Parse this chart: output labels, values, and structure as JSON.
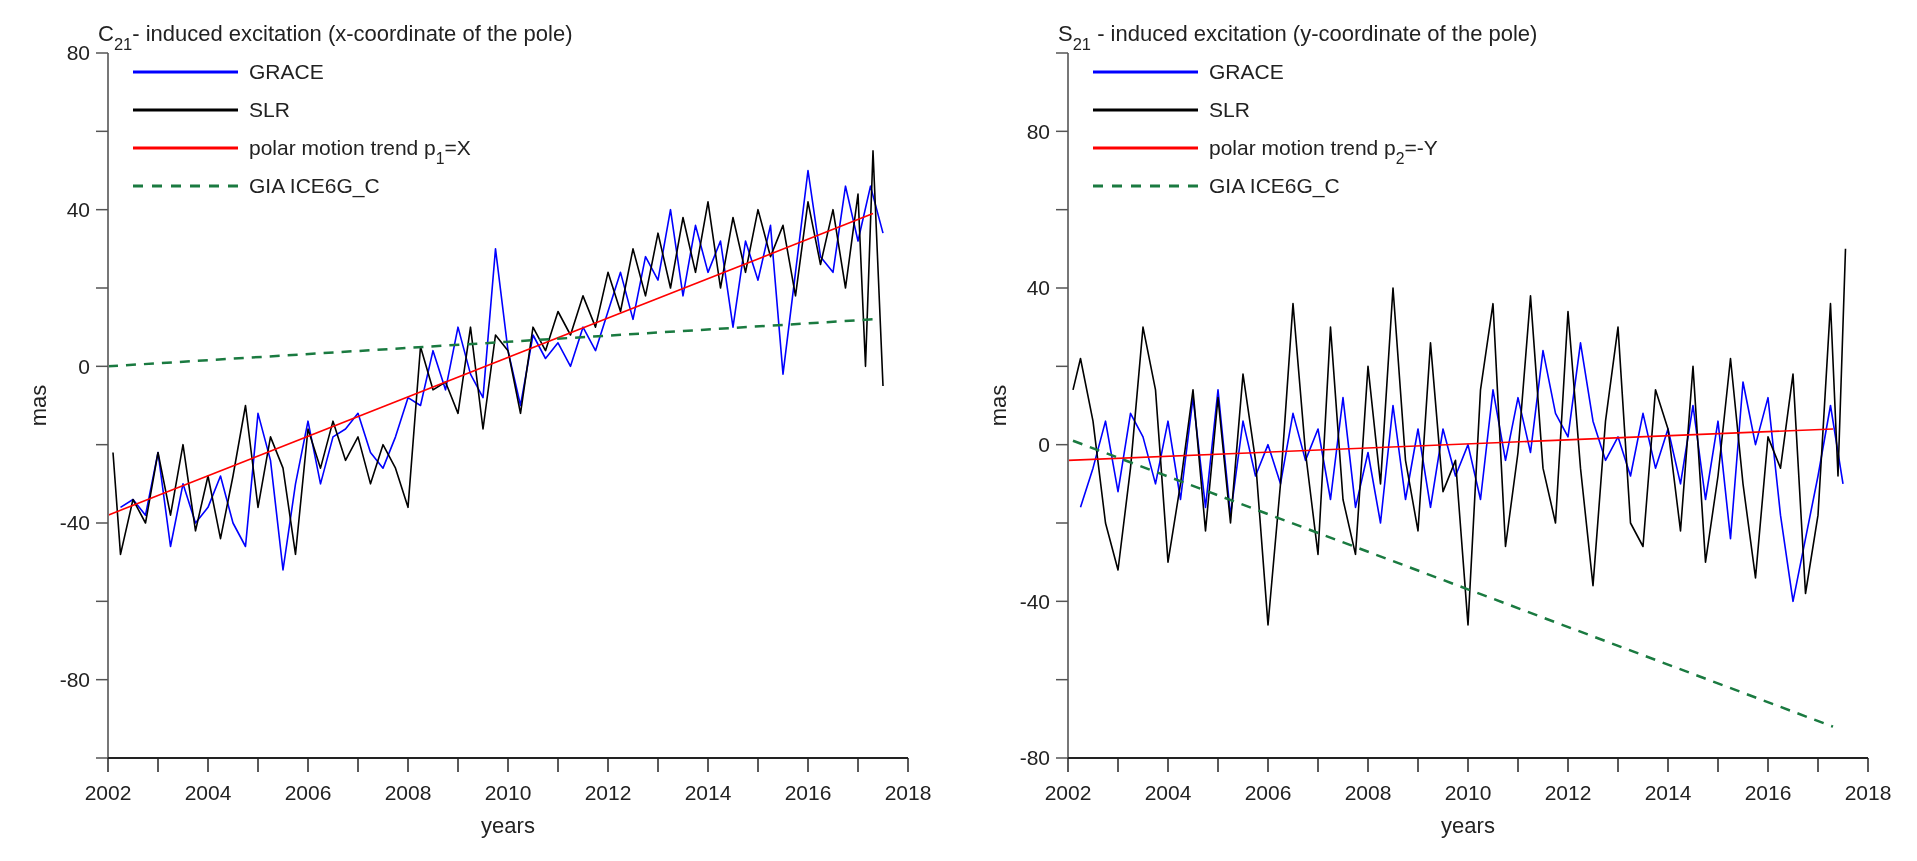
{
  "chart_data": [
    {
      "type": "line",
      "title": "C$_{21}$- induced excitation (x-coordinate of the pole)",
      "xlabel": "years",
      "ylabel": "mas",
      "xlim": [
        2002,
        2018
      ],
      "ylim": [
        -100,
        80
      ],
      "xticks": [
        2002,
        {
          "value": 2003,
          "label": null
        },
        2004,
        {
          "value": 2005,
          "label": null
        },
        2006,
        {
          "value": 2007,
          "label": null
        },
        2008,
        {
          "value": 2009,
          "label": null
        },
        2010,
        {
          "value": 2011,
          "label": null
        },
        2012,
        {
          "value": 2013,
          "label": null
        },
        2014,
        {
          "value": 2015,
          "label": null
        },
        2016,
        {
          "value": 2017,
          "label": null
        },
        2018
      ],
      "yticks": [
        {
          "value": -100,
          "label": null
        },
        -80,
        {
          "value": -60,
          "label": null
        },
        -40,
        {
          "value": -20,
          "label": null
        },
        0,
        {
          "value": 20,
          "label": null
        },
        40,
        {
          "value": 60,
          "label": null
        },
        80
      ],
      "legend": "top left",
      "series": [
        {
          "name": "GRACE",
          "color": "#0000ff",
          "x": [
            2002.25,
            2002.5,
            2002.75,
            2003,
            2003.25,
            2003.5,
            2003.75,
            2004,
            2004.25,
            2004.5,
            2004.75,
            2005,
            2005.25,
            2005.5,
            2005.75,
            2006,
            2006.25,
            2006.5,
            2006.75,
            2007,
            2007.25,
            2007.5,
            2007.75,
            2008,
            2008.25,
            2008.5,
            2008.75,
            2009,
            2009.25,
            2009.5,
            2009.75,
            2010,
            2010.25,
            2010.5,
            2010.75,
            2011,
            2011.25,
            2011.5,
            2011.75,
            2012,
            2012.25,
            2012.5,
            2012.75,
            2013,
            2013.25,
            2013.5,
            2013.75,
            2014,
            2014.25,
            2014.5,
            2014.75,
            2015,
            2015.25,
            2015.5,
            2015.75,
            2016,
            2016.25,
            2016.5,
            2016.75,
            2017,
            2017.25,
            2017.5
          ],
          "values": [
            -36,
            -34,
            -38,
            -22,
            -46,
            -30,
            -40,
            -36,
            -28,
            -40,
            -46,
            -12,
            -24,
            -52,
            -30,
            -14,
            -30,
            -18,
            -16,
            -12,
            -22,
            -26,
            -18,
            -8,
            -10,
            4,
            -6,
            10,
            -2,
            -8,
            30,
            4,
            -10,
            8,
            2,
            6,
            0,
            10,
            4,
            14,
            24,
            12,
            28,
            22,
            40,
            18,
            36,
            24,
            32,
            10,
            32,
            22,
            36,
            -2,
            24,
            50,
            28,
            24,
            46,
            32,
            46,
            34
          ]
        },
        {
          "name": "SLR",
          "color": "#000000",
          "x": [
            2002.1,
            2002.25,
            2002.5,
            2002.75,
            2003,
            2003.25,
            2003.5,
            2003.75,
            2004,
            2004.25,
            2004.5,
            2004.75,
            2005,
            2005.25,
            2005.5,
            2005.75,
            2006,
            2006.25,
            2006.5,
            2006.75,
            2007,
            2007.25,
            2007.5,
            2007.75,
            2008,
            2008.25,
            2008.5,
            2008.75,
            2009,
            2009.25,
            2009.5,
            2009.75,
            2010,
            2010.25,
            2010.5,
            2010.75,
            2011,
            2011.25,
            2011.5,
            2011.75,
            2012,
            2012.25,
            2012.5,
            2012.75,
            2013,
            2013.25,
            2013.5,
            2013.75,
            2014,
            2014.25,
            2014.5,
            2014.75,
            2015,
            2015.25,
            2015.5,
            2015.75,
            2016,
            2016.25,
            2016.5,
            2016.75,
            2017,
            2017.15,
            2017.3,
            2017.5
          ],
          "values": [
            -22,
            -48,
            -34,
            -40,
            -22,
            -38,
            -20,
            -42,
            -28,
            -44,
            -28,
            -10,
            -36,
            -18,
            -26,
            -48,
            -16,
            -26,
            -14,
            -24,
            -18,
            -30,
            -20,
            -26,
            -36,
            5,
            -6,
            -4,
            -12,
            10,
            -16,
            8,
            4,
            -12,
            10,
            4,
            14,
            8,
            18,
            10,
            24,
            14,
            30,
            18,
            34,
            20,
            38,
            24,
            42,
            20,
            38,
            24,
            40,
            28,
            36,
            18,
            42,
            26,
            40,
            20,
            44,
            0,
            55,
            -5
          ]
        },
        {
          "name": "polar motion trend p$_{1}$=X",
          "color": "#ff0000",
          "x": [
            2002,
            2017.3
          ],
          "values": [
            -38,
            39
          ]
        },
        {
          "name": "GIA ICE6G_C",
          "color": "#1a7a40",
          "line_style": "dashed",
          "x": [
            2002,
            2017.3
          ],
          "values": [
            0,
            12
          ]
        }
      ]
    },
    {
      "type": "line",
      "title": "S$_{21}$ - induced excitation (y-coordinate of the pole)",
      "xlabel": "years",
      "ylabel": "mas",
      "xlim": [
        2002,
        2018
      ],
      "ylim": [
        -80,
        100
      ],
      "xticks": [
        2002,
        {
          "value": 2003,
          "label": null
        },
        2004,
        {
          "value": 2005,
          "label": null
        },
        2006,
        {
          "value": 2007,
          "label": null
        },
        2008,
        {
          "value": 2009,
          "label": null
        },
        2010,
        {
          "value": 2011,
          "label": null
        },
        2012,
        {
          "value": 2013,
          "label": null
        },
        2014,
        {
          "value": 2015,
          "label": null
        },
        2016,
        {
          "value": 2017,
          "label": null
        },
        2018
      ],
      "yticks": [
        -80,
        {
          "value": -60,
          "label": null
        },
        -40,
        {
          "value": -20,
          "label": null
        },
        0,
        {
          "value": 20,
          "label": null
        },
        40,
        {
          "value": 60,
          "label": null
        },
        80,
        {
          "value": 100,
          "label": null
        }
      ],
      "legend": "top left",
      "series": [
        {
          "name": "GRACE",
          "color": "#0000ff",
          "x": [
            2002.25,
            2002.5,
            2002.75,
            2003,
            2003.25,
            2003.5,
            2003.75,
            2004,
            2004.25,
            2004.5,
            2004.75,
            2005,
            2005.25,
            2005.5,
            2005.75,
            2006,
            2006.25,
            2006.5,
            2006.75,
            2007,
            2007.25,
            2007.5,
            2007.75,
            2008,
            2008.25,
            2008.5,
            2008.75,
            2009,
            2009.25,
            2009.5,
            2009.75,
            2010,
            2010.25,
            2010.5,
            2010.75,
            2011,
            2011.25,
            2011.5,
            2011.75,
            2012,
            2012.25,
            2012.5,
            2012.75,
            2013,
            2013.25,
            2013.5,
            2013.75,
            2014,
            2014.25,
            2014.5,
            2014.75,
            2015,
            2015.25,
            2015.5,
            2015.75,
            2016,
            2016.25,
            2016.5,
            2016.75,
            2017,
            2017.25,
            2017.5
          ],
          "values": [
            -16,
            -6,
            6,
            -12,
            8,
            2,
            -10,
            6,
            -14,
            12,
            -16,
            14,
            -18,
            6,
            -8,
            0,
            -10,
            8,
            -4,
            4,
            -14,
            12,
            -16,
            -2,
            -20,
            10,
            -14,
            4,
            -16,
            4,
            -8,
            0,
            -14,
            14,
            -4,
            12,
            -2,
            24,
            8,
            2,
            26,
            6,
            -4,
            2,
            -8,
            8,
            -6,
            4,
            -10,
            10,
            -14,
            6,
            -24,
            16,
            0,
            12,
            -18,
            -40,
            -24,
            -8,
            10,
            -10
          ]
        },
        {
          "name": "SLR",
          "color": "#000000",
          "x": [
            2002.1,
            2002.25,
            2002.5,
            2002.75,
            2003,
            2003.25,
            2003.5,
            2003.75,
            2004,
            2004.25,
            2004.5,
            2004.75,
            2005,
            2005.25,
            2005.5,
            2005.75,
            2006,
            2006.25,
            2006.5,
            2006.75,
            2007,
            2007.25,
            2007.5,
            2007.75,
            2008,
            2008.25,
            2008.5,
            2008.75,
            2009,
            2009.25,
            2009.5,
            2009.75,
            2010,
            2010.25,
            2010.5,
            2010.75,
            2011,
            2011.25,
            2011.5,
            2011.75,
            2012,
            2012.25,
            2012.5,
            2012.75,
            2013,
            2013.25,
            2013.5,
            2013.75,
            2014,
            2014.25,
            2014.5,
            2014.75,
            2015,
            2015.25,
            2015.5,
            2015.75,
            2016,
            2016.25,
            2016.5,
            2016.75,
            2017,
            2017.25,
            2017.4,
            2017.55
          ],
          "values": [
            14,
            22,
            6,
            -20,
            -32,
            -6,
            30,
            14,
            -30,
            -10,
            14,
            -22,
            12,
            -20,
            18,
            -4,
            -46,
            -10,
            36,
            -2,
            -28,
            30,
            -14,
            -28,
            20,
            -10,
            40,
            -4,
            -22,
            26,
            -12,
            -4,
            -46,
            14,
            36,
            -26,
            -2,
            38,
            -6,
            -20,
            34,
            -6,
            -36,
            6,
            30,
            -20,
            -26,
            14,
            4,
            -22,
            20,
            -30,
            -8,
            22,
            -10,
            -34,
            2,
            -6,
            18,
            -38,
            -18,
            36,
            -8,
            50
          ]
        },
        {
          "name": "polar motion trend p$_{2}$=-Y",
          "color": "#ff0000",
          "x": [
            2002,
            2017.3
          ],
          "values": [
            -4,
            4
          ]
        },
        {
          "name": "GIA ICE6G_C",
          "color": "#1a7a40",
          "line_style": "dashed",
          "x": [
            2002.1,
            2017.3
          ],
          "values": [
            1,
            -72
          ]
        }
      ]
    }
  ]
}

________________________________________

### Your instructions
Please list every line of the records that contains "motion".

### Written answer
          "name": "polar motion trend p$_{1}$=X",
          "name": "polar motion trend p$_{2}$=-Y",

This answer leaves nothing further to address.